* _Supplied records_:
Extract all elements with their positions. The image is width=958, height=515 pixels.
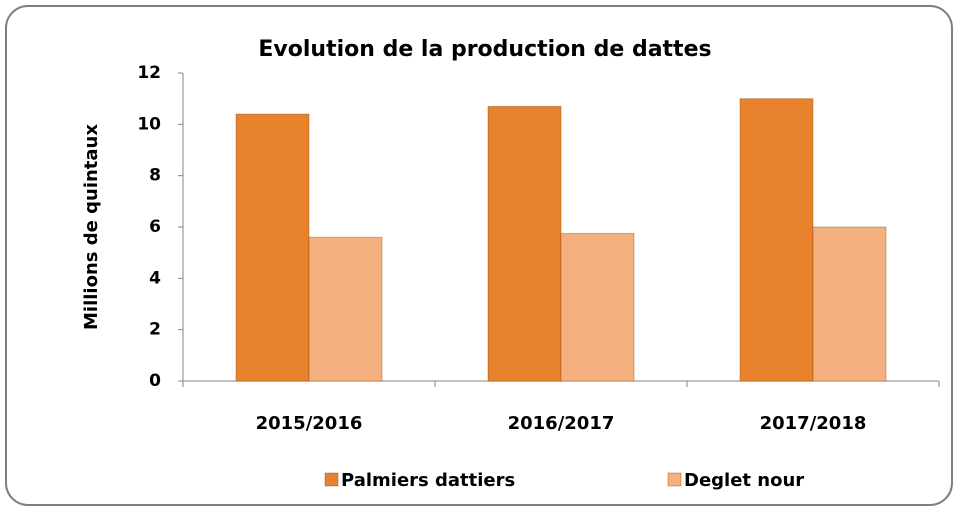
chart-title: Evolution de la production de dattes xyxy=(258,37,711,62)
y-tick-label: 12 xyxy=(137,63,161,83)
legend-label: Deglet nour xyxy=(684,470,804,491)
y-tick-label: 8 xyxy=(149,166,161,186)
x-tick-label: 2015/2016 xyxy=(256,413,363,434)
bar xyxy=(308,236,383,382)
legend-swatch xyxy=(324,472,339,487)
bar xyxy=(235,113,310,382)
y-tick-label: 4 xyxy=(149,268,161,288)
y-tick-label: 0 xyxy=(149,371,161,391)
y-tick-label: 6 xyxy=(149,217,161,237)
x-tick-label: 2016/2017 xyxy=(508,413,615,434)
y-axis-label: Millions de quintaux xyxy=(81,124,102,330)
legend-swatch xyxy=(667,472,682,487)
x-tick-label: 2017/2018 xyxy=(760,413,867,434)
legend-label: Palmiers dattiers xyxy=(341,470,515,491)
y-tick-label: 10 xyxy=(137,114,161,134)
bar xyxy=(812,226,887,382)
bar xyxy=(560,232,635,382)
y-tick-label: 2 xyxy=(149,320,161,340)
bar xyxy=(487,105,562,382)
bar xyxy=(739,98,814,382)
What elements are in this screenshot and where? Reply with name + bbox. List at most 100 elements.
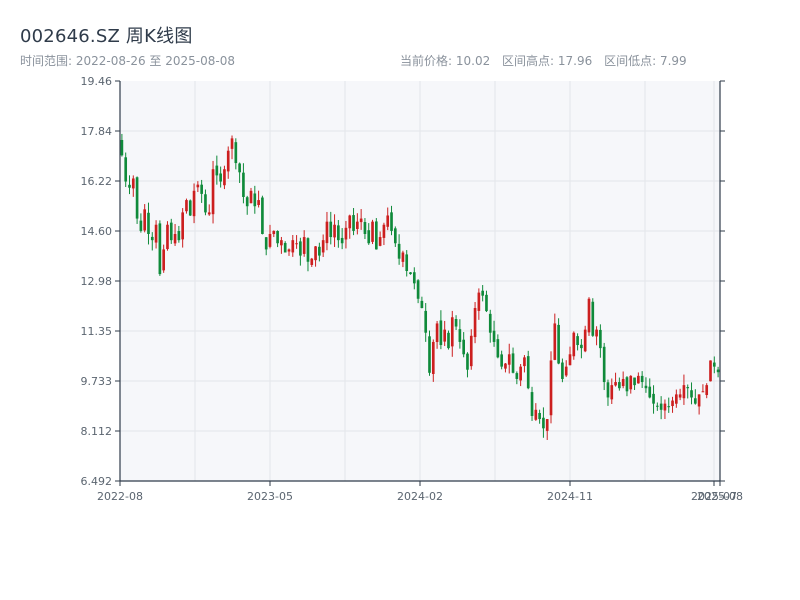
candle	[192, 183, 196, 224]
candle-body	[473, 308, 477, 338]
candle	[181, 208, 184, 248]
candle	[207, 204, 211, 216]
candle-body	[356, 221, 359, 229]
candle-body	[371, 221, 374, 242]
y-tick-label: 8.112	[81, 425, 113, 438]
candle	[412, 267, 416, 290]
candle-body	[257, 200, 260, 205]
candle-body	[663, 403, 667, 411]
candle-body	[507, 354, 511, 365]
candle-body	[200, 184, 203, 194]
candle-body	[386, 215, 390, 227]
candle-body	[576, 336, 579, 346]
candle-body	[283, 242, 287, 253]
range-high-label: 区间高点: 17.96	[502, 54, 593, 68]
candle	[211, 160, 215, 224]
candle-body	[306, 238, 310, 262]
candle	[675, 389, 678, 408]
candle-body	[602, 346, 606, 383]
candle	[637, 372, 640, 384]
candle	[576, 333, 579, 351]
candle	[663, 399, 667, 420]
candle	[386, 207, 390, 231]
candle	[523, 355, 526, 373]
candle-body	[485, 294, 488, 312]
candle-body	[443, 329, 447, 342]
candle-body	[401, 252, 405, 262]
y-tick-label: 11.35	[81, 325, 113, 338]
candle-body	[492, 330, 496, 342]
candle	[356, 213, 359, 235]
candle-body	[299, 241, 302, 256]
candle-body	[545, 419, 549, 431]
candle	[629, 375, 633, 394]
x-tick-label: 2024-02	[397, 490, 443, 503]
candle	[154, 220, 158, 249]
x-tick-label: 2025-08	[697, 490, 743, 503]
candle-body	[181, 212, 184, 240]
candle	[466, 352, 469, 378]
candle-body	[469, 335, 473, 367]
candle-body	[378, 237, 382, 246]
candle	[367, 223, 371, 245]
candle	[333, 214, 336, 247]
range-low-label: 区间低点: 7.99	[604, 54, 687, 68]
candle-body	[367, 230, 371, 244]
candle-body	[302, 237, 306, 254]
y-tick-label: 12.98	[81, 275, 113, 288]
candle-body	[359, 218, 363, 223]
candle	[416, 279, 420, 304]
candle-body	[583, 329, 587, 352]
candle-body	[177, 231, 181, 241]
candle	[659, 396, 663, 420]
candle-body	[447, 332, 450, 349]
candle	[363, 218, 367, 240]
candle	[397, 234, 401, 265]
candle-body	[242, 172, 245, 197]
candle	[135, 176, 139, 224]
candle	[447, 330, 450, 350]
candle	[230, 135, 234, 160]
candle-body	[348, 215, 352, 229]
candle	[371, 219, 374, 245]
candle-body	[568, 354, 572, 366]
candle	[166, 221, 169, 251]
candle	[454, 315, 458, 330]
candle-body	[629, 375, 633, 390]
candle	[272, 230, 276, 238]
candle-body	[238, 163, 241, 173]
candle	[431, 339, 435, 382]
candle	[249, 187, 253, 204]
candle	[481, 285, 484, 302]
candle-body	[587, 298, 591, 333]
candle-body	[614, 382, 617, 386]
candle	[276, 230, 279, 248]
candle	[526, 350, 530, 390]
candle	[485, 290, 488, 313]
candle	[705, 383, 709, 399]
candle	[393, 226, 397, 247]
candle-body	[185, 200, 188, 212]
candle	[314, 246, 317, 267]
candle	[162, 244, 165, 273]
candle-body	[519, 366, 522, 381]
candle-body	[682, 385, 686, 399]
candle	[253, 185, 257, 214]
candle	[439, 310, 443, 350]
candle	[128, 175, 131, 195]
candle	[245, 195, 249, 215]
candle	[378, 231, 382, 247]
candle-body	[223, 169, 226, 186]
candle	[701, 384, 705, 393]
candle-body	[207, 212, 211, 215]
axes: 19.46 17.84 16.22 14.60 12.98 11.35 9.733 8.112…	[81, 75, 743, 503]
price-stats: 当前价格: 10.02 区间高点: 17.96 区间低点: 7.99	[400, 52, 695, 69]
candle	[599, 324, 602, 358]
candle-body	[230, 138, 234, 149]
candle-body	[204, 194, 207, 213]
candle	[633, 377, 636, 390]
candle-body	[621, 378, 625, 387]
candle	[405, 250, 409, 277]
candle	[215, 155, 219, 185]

* _Work required_:
Copy the records verbatim from the line containing "183, 196, 224]" up to and including the line containing "325, 113, 338]".

* _The reply_:
candle	[192, 183, 196, 224]
candle-body	[473, 308, 477, 338]
candle	[181, 208, 184, 248]
candle	[207, 204, 211, 216]
candle-body	[356, 221, 359, 229]
candle-body	[371, 221, 374, 242]
y-tick-label: 8.112	[81, 425, 113, 438]
candle	[412, 267, 416, 290]
candle-body	[257, 200, 260, 205]
candle-body	[663, 403, 667, 411]
candle-body	[507, 354, 511, 365]
candle-body	[200, 184, 203, 194]
candle-body	[386, 215, 390, 227]
candle-body	[576, 336, 579, 346]
candle-body	[283, 242, 287, 253]
range-high-label: 区间高点: 17.96	[502, 54, 593, 68]
candle	[211, 160, 215, 224]
candle-body	[306, 238, 310, 262]
candle	[675, 389, 678, 408]
candle-body	[602, 346, 606, 383]
candle	[637, 372, 640, 384]
candle	[576, 333, 579, 351]
candle	[663, 399, 667, 420]
candle	[386, 207, 390, 231]
candle	[523, 355, 526, 373]
candle-body	[485, 294, 488, 312]
candle-body	[443, 329, 447, 342]
candle-body	[401, 252, 405, 262]
y-tick-label: 11.35	[81, 325, 113, 338]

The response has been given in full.